[Entries from a dataset]

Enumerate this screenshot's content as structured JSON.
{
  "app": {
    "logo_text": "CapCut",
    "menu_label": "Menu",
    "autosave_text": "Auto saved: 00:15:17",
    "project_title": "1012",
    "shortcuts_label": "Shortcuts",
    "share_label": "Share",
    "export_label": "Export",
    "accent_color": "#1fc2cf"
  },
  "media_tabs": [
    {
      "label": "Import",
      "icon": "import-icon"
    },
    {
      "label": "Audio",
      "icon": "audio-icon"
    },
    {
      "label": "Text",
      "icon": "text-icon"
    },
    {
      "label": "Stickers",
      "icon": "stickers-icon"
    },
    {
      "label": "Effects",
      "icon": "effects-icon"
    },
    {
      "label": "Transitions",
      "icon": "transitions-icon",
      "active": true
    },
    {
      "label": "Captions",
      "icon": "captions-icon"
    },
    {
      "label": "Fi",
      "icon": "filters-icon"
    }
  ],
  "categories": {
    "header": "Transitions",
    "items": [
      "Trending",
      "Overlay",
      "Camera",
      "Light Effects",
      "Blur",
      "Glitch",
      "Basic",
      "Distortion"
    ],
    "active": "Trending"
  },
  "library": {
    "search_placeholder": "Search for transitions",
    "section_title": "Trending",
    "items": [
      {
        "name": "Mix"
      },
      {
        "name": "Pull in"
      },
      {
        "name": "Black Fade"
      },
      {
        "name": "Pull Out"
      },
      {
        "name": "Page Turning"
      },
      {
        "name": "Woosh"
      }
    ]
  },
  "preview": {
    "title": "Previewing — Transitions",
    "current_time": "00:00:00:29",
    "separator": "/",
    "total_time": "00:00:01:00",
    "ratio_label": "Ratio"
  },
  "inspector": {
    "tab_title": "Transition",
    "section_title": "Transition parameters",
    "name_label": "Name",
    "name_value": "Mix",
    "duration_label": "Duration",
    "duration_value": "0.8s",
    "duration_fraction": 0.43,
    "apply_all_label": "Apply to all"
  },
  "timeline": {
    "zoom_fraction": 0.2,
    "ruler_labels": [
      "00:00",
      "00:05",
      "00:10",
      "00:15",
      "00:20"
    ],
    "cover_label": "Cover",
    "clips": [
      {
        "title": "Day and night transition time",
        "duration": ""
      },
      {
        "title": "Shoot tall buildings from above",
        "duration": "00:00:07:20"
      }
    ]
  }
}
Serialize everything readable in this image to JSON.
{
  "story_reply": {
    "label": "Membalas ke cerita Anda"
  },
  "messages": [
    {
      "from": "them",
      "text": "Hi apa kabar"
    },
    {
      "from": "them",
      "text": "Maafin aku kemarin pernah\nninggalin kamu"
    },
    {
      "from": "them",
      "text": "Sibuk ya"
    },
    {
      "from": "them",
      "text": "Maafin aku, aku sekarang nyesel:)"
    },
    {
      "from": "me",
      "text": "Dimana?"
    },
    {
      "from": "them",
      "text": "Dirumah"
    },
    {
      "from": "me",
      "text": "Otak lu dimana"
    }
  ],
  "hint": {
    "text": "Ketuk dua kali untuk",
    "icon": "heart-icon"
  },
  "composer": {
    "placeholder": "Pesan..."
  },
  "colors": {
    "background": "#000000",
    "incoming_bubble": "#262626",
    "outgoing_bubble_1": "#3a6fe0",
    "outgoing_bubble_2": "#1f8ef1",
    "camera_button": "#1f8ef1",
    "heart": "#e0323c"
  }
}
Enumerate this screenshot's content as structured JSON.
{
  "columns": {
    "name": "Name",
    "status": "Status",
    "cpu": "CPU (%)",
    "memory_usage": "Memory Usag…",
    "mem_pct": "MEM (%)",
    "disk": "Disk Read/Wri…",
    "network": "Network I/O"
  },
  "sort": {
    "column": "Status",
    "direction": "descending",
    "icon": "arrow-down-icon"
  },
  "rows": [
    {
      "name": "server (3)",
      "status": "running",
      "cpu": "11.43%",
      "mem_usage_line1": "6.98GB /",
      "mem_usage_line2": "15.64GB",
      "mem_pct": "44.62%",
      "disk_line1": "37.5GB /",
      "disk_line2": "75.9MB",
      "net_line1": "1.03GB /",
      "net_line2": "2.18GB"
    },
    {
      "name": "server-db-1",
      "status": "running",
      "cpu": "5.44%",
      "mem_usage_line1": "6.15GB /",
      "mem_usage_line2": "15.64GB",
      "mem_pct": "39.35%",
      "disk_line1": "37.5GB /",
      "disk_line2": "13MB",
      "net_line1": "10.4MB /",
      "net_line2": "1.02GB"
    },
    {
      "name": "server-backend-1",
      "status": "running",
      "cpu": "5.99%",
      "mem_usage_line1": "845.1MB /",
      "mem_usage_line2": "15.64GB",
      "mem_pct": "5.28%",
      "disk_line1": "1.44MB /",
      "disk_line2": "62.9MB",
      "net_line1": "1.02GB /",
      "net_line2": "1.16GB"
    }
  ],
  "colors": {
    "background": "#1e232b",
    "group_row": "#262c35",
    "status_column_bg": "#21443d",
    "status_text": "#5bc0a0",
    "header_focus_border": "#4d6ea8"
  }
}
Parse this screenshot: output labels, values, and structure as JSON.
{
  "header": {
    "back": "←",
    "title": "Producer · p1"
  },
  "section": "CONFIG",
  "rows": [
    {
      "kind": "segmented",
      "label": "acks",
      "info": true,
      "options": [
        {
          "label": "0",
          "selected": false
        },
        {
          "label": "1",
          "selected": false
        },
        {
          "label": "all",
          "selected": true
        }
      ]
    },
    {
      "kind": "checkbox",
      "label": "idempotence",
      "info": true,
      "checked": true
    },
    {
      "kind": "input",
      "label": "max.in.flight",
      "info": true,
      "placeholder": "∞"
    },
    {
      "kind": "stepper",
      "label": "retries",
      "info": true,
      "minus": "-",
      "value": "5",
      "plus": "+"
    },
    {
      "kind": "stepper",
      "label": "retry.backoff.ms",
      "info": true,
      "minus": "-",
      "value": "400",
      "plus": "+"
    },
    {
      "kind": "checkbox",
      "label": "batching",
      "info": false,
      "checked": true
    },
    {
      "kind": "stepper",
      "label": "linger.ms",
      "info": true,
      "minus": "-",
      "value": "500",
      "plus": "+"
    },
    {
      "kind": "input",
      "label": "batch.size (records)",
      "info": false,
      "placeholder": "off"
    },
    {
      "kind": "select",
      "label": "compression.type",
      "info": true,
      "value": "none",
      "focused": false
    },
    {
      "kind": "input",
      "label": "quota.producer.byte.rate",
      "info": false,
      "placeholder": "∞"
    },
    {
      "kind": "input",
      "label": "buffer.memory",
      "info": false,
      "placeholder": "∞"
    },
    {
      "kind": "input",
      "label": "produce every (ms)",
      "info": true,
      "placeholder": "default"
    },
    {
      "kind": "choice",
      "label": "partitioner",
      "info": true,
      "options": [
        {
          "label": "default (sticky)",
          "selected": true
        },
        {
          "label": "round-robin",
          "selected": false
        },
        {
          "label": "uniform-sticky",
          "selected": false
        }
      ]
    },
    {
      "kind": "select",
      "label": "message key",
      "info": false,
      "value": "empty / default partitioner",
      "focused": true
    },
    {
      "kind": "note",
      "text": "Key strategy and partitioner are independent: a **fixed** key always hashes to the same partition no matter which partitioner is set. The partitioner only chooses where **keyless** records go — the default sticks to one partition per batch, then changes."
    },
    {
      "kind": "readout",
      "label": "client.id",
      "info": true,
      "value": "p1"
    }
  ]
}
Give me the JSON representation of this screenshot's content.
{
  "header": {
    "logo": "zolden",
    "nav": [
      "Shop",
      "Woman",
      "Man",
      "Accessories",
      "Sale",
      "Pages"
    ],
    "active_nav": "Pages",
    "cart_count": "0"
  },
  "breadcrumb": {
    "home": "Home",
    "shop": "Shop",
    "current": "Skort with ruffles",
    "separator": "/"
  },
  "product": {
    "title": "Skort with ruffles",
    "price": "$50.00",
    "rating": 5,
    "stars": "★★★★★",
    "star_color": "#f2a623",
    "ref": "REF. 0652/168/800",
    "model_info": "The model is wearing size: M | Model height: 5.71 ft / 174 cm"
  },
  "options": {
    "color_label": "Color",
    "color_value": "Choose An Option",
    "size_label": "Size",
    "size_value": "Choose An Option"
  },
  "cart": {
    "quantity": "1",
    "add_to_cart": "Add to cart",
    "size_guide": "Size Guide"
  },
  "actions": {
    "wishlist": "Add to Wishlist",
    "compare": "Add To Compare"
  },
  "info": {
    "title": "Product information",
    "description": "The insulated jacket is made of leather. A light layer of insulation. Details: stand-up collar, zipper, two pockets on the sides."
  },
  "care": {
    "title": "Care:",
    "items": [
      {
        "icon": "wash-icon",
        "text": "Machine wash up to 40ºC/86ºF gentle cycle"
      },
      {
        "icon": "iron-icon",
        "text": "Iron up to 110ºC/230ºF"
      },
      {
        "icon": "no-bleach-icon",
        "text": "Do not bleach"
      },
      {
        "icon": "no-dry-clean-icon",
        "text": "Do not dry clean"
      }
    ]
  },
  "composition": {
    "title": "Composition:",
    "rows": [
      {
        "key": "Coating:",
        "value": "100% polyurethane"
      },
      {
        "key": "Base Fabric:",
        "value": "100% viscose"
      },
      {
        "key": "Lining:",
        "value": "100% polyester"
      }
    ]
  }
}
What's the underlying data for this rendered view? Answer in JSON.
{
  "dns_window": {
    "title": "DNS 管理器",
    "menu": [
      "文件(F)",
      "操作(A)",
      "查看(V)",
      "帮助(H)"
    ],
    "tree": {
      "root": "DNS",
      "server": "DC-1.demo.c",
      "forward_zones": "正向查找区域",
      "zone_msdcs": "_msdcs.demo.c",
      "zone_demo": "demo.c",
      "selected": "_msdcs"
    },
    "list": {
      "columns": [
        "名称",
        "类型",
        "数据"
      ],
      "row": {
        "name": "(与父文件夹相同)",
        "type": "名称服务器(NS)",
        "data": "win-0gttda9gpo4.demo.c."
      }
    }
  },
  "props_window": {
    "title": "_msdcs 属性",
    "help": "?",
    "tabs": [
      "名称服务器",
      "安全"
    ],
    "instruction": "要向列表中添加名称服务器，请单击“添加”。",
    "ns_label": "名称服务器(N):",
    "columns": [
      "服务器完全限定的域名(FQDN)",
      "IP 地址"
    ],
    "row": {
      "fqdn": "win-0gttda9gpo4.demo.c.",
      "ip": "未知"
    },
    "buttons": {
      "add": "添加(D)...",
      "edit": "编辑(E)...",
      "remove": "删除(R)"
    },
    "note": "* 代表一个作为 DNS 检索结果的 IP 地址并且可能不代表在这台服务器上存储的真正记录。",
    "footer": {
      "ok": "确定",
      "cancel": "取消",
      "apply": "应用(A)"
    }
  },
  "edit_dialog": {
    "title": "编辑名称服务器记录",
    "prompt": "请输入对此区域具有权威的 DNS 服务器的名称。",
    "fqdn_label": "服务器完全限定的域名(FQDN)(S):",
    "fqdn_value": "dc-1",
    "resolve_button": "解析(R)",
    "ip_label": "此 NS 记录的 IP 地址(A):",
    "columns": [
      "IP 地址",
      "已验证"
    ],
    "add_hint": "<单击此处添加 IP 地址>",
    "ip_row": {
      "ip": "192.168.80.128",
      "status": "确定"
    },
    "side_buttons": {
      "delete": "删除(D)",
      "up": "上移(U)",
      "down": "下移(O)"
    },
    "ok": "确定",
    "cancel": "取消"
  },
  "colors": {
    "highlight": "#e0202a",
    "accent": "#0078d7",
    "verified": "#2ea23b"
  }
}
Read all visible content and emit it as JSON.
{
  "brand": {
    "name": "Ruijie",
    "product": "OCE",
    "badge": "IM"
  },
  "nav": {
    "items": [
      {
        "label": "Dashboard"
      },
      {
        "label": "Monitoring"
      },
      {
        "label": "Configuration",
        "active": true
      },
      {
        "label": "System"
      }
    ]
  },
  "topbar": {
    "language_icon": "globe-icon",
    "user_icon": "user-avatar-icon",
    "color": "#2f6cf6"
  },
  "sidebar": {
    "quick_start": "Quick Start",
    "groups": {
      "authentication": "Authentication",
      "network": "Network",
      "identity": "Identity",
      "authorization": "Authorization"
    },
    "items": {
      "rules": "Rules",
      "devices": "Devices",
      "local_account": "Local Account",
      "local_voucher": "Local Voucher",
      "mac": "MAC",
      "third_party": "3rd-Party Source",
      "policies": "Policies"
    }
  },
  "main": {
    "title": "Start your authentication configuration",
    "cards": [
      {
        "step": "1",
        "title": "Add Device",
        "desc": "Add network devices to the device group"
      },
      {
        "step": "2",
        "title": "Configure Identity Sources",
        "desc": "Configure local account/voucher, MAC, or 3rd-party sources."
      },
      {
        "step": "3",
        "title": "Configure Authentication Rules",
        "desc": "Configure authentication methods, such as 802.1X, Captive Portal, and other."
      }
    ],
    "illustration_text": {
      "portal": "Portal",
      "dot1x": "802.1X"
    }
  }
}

▸ **WHAT YOU HAVE TO DO**: Look through the entries above and report each line where the string "Start" occurs.

▸ **COMPLETED EXERCISE**:
    "quick_start": "Quick Start",
    "title": "Start your authentication configuration",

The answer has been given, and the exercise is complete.